> RECORDED DATA:
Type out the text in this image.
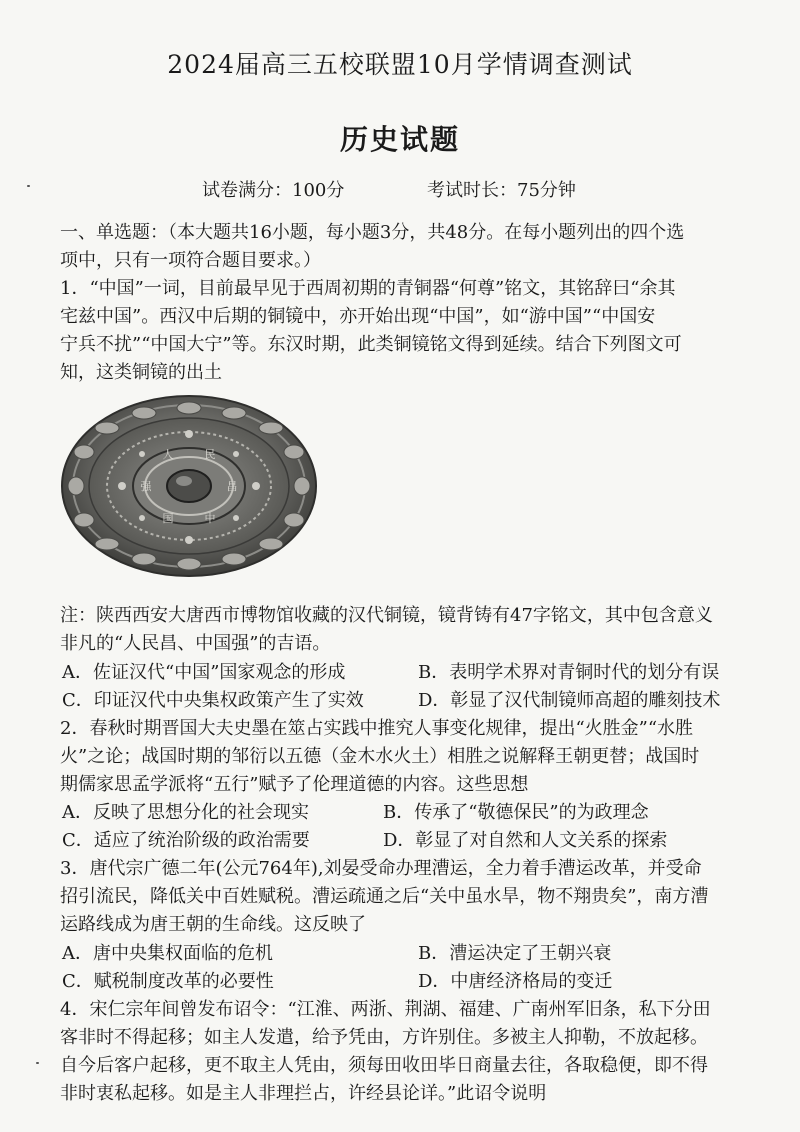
2024届高三五校联盟10月学情调查测试
历史试题
试卷满分：100分	考试时长：75分钟
一、单选题：（本大题共16小题，每小题3分，共48分。在每小题列出的四个选
项中，只有一项符合题目要求。）
1．“中国”一词，目前最早见于西周初期的青铜器“何尊”铭文，其铭辞曰“余其
宅兹中国”。西汉中后期的铜镜中，亦开始出现“中国”，如“游中国”“中国安
宁兵不扰”“中国大宁”等。东汉时期，此类铜镜铭文得到延续。结合下列图文可
知，这类铜镜的出土
人	民
昌
中
国
强
注：陕西西安大唐西市博物馆收藏的汉代铜镜，镜背铸有47字铭文，其中包含意义
非凡的“人民昌、中国强”的吉语。
A．佐证汉代“中国”国家观念的形成	B．表明学术界对青铜时代的划分有误
C．印证汉代中央集权政策产生了实效	D．彰显了汉代制镜师高超的雕刻技术
2．春秋时期晋国大夫史墨在筮占实践中推究人事变化规律，提出“火胜金”“水胜
火”之论；战国时期的邹衍以五德（金木水火土）相胜之说解释王朝更替；战国时
期儒家思孟学派将“五行”赋予了伦理道德的内容。这些思想
A．反映了思想分化的社会现实	B．传承了“敬德保民”的为政理念
C．适应了统治阶级的政治需要	D．彰显了对自然和人文关系的探索
3．唐代宗广德二年(公元764年),刘晏受命办理漕运，全力着手漕运改革，并受命
招引流民，降低关中百姓赋税。漕运疏通之后“关中虽水旱，物不翔贵矣”，南方漕
运路线成为唐王朝的生命线。这反映了
A．唐中央集权面临的危机	B．漕运决定了王朝兴衰
C．赋税制度改革的必要性	D．中唐经济格局的变迁
4．宋仁宗年间曾发布诏令：“江淮、两浙、荆湖、福建、广南州军旧条，私下分田
客非时不得起移；如主人发遣，给予凭由，方许别住。多被主人抑勒，不放起移。
自今后客户起移，更不取主人凭由，须每田收田毕日商量去往，各取稳便，即不得
非时衷私起移。如是主人非理拦占，许经县论详。”此诏令说明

> GOAL: Write the listing out a second time exactly, dropping all images.

> THE RESPONSE:
Type out the text in this image.
2024届高三五校联盟10月学情调查测试
历史试题
试卷满分：100分	考试时长：75分钟
一、单选题：（本大题共16小题，每小题3分，共48分。在每小题列出的四个选
项中，只有一项符合题目要求。）
1．“中国”一词，目前最早见于西周初期的青铜器“何尊”铭文，其铭辞曰“余其
宅兹中国”。西汉中后期的铜镜中，亦开始出现“中国”，如“游中国”“中国安
宁兵不扰”“中国大宁”等。东汉时期，此类铜镜铭文得到延续。结合下列图文可
知，这类铜镜的出土
人	民
昌
中
国
强
注：陕西西安大唐西市博物馆收藏的汉代铜镜，镜背铸有47字铭文，其中包含意义
非凡的“人民昌、中国强”的吉语。
A．佐证汉代“中国”国家观念的形成	B．表明学术界对青铜时代的划分有误
C．印证汉代中央集权政策产生了实效	D．彰显了汉代制镜师高超的雕刻技术
2．春秋时期晋国大夫史墨在筮占实践中推究人事变化规律，提出“火胜金”“水胜
火”之论；战国时期的邹衍以五德（金木水火土）相胜之说解释王朝更替；战国时
期儒家思孟学派将“五行”赋予了伦理道德的内容。这些思想
A．反映了思想分化的社会现实	B．传承了“敬德保民”的为政理念
C．适应了统治阶级的政治需要	D．彰显了对自然和人文关系的探索
3．唐代宗广德二年(公元764年),刘晏受命办理漕运，全力着手漕运改革，并受命
招引流民，降低关中百姓赋税。漕运疏通之后“关中虽水旱，物不翔贵矣”，南方漕
运路线成为唐王朝的生命线。这反映了
A．唐中央集权面临的危机	B．漕运决定了王朝兴衰
C．赋税制度改革的必要性	D．中唐经济格局的变迁
4．宋仁宗年间曾发布诏令：“江淮、两浙、荆湖、福建、广南州军旧条，私下分田
客非时不得起移；如主人发遣，给予凭由，方许别住。多被主人抑勒，不放起移。
自今后客户起移，更不取主人凭由，须每田收田毕日商量去往，各取稳便，即不得
非时衷私起移。如是主人非理拦占，许经县论详。”此诏令说明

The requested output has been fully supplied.